Directions for this task = For the entries that follow, state how many lines include the word "icon", giving the number and nothing else.

Listed records =
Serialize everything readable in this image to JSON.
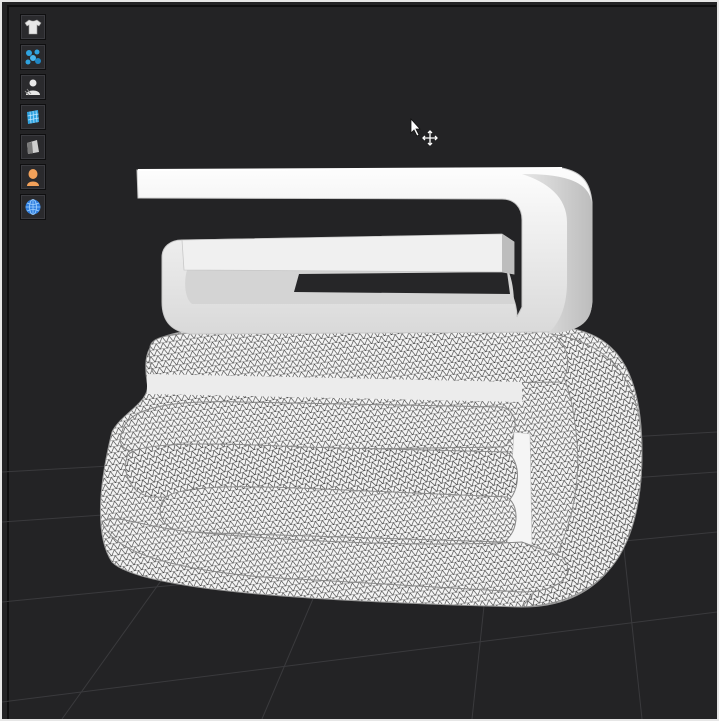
{
  "viewport": {
    "background": "#232325",
    "grid_color": "#3a3a3d",
    "model_color": "#f2f2f2",
    "mesh_color": "#1e1e1e"
  },
  "toolbar": {
    "items": [
      {
        "id": "garment",
        "icon": "tshirt-icon",
        "color": "#e8e8e8"
      },
      {
        "id": "particles",
        "icon": "particles-icon",
        "color": "#2fa3e0"
      },
      {
        "id": "avatar",
        "icon": "avatar-icon",
        "color": "#e8e8e8"
      },
      {
        "id": "pattern",
        "icon": "pattern-grid-icon",
        "color": "#2fa3e0"
      },
      {
        "id": "fabric",
        "icon": "fabric-swatch-icon",
        "color": "#cfcfcf"
      },
      {
        "id": "skin",
        "icon": "skin-avatar-icon",
        "color": "#f2a15a"
      },
      {
        "id": "environment",
        "icon": "globe-icon",
        "color": "#2f7fe0"
      }
    ]
  },
  "cursor": {
    "arrow_icon": "arrow-cursor-icon",
    "move_icon": "move-cursor-icon"
  }
}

Solved exercise = 9